== Records for processing

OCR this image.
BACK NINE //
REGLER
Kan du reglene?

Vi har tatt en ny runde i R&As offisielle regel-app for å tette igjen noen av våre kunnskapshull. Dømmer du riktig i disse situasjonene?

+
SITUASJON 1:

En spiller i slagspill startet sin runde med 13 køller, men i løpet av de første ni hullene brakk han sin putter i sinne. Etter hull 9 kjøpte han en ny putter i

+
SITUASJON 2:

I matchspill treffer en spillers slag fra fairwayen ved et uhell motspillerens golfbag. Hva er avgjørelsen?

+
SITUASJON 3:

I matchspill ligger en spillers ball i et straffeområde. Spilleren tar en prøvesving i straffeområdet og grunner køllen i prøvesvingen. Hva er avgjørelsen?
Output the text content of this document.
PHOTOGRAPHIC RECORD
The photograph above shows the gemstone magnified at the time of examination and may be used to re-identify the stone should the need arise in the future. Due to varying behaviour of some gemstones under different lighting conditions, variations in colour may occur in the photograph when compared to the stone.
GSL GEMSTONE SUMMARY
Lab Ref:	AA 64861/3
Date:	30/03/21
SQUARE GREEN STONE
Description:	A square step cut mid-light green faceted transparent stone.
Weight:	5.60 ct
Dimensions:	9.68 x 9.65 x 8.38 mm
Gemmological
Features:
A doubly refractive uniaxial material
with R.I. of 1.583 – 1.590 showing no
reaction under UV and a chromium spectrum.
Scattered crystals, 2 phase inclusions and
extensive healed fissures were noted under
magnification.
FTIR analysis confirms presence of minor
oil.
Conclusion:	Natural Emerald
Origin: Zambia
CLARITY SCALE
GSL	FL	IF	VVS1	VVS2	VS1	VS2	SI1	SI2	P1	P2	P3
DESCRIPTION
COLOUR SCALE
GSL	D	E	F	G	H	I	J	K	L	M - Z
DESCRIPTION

====

■ Task brief ■
Retype the material in full. Each word must match.

■ Full answer ■
OCR this image.
BACK NINE //
REGLER
Kan du reglene?

Vi har tatt en ny runde i R&As offisielle regel-app for å tette igjen noen av våre kunnskapshull. Dømmer du riktig i disse situasjonene?

+
SITUASJON 1:

En spiller i slagspill startet sin runde med 13 køller, men i løpet av de første ni hullene brakk han sin putter i sinne. Etter hull 9 kjøpte han en ny putter i

+
SITUASJON 2:

I matchspill treffer en spillers slag fra fairwayen ved et uhell motspillerens golfbag. Hva er avgjørelsen?

+
SITUASJON 3:

I matchspill ligger en spillers ball i et straffeområde. Spilleren tar en prøvesving i straffeområdet og grunner køllen i prøvesvingen. Hva er avgjørelsen?
Output the text content of this document.
PHOTOGRAPHIC RECORD
The photograph above shows the gemstone magnified at the time of examination and may be used to re-identify the stone should the need arise in the future. Due to varying behaviour of some gemstones under different lighting conditions, variations in colour may occur in the photograph when compared to the stone.
GSL GEMSTONE SUMMARY
Lab Ref:	AA 64861/3
Date:	30/03/21
SQUARE GREEN STONE
Description:	A square step cut mid-light green faceted transparent stone.
Weight:	5.60 ct
Dimensions:	9.68 x 9.65 x 8.38 mm
Gemmological
Features:
A doubly refractive uniaxial material
with R.I. of 1.583 – 1.590 showing no
reaction under UV and a chromium spectrum.
Scattered crystals, 2 phase inclusions and
extensive healed fissures were noted under
magnification.
FTIR analysis confirms presence of minor
oil.
Conclusion:	Natural Emerald
Origin: Zambia
CLARITY SCALE
GSL	FL	IF	VVS1	VVS2	VS1	VS2	SI1	SI2	P1	P2	P3
DESCRIPTION
COLOUR SCALE
GSL	D	E	F	G	H	I	J	K	L	M - Z
DESCRIPTION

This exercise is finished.